What this task involves>
Reproduce each line from the records that holds "median".
-- START --
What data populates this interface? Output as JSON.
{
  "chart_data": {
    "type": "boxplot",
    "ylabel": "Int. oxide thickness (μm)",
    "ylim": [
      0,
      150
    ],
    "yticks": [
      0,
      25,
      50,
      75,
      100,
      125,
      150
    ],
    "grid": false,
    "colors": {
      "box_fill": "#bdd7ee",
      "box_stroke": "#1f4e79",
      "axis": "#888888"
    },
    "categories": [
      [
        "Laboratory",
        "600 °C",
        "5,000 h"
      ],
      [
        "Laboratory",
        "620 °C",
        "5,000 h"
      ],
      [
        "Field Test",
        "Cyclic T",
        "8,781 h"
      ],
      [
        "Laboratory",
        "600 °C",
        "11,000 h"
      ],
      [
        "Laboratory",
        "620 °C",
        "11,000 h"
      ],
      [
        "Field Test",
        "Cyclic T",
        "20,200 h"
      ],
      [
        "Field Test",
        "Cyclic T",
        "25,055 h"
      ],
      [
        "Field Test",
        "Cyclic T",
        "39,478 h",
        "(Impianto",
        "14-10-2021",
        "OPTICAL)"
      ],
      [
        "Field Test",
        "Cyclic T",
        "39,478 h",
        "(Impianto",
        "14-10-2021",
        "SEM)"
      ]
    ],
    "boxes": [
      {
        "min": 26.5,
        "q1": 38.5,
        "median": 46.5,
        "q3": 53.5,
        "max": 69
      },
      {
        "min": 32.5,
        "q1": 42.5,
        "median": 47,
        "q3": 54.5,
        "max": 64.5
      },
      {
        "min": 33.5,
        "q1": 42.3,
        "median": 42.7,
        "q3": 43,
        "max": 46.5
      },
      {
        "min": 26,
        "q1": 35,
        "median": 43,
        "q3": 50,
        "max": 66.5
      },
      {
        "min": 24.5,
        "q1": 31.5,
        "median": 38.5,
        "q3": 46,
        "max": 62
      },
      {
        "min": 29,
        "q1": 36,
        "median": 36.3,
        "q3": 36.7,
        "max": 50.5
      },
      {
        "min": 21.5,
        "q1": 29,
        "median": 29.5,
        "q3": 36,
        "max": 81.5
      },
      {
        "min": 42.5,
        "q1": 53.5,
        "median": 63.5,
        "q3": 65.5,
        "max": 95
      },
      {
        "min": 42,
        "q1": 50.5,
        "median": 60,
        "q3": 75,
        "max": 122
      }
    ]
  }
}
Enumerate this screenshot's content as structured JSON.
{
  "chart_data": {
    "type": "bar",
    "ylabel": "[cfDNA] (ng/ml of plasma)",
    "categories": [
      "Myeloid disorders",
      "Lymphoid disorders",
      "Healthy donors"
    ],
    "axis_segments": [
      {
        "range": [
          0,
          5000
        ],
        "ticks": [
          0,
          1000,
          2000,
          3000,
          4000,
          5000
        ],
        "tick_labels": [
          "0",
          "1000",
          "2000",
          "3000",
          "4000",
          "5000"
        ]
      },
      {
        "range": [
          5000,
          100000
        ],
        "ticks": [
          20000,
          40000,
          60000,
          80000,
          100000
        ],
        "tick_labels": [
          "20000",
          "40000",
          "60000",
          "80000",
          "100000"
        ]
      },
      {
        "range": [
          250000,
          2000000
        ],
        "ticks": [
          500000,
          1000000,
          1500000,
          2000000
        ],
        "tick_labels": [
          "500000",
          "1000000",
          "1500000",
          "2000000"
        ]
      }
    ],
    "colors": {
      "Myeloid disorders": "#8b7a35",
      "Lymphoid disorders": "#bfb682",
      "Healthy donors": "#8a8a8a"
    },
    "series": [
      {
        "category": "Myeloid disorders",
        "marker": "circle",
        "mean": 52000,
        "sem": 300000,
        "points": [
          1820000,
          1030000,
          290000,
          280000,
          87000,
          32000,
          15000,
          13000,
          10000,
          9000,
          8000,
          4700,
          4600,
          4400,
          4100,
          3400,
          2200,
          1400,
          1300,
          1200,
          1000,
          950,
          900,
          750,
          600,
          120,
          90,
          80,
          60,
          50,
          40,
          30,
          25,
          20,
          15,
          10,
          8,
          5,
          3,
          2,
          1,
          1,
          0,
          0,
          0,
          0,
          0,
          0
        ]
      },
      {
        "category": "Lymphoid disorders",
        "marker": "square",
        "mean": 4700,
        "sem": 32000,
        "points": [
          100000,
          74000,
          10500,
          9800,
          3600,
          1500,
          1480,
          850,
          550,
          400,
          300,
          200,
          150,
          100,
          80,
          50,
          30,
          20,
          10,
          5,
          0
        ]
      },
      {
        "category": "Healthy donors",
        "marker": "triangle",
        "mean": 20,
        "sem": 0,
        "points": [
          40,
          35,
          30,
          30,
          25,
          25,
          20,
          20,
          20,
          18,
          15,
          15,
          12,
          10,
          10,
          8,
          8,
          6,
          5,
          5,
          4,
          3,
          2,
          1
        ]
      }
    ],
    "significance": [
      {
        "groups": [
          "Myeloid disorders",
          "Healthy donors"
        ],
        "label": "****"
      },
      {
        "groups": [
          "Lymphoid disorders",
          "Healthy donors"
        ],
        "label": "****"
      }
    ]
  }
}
-- END --
Problem solution>
        "median": 46.5,
        "median": 47,
        "median": 42.7,
        "median": 43,
        "median": 38.5,
        "median": 36.3,
        "median": 29.5,
        "median": 63.5,
        "median": 60,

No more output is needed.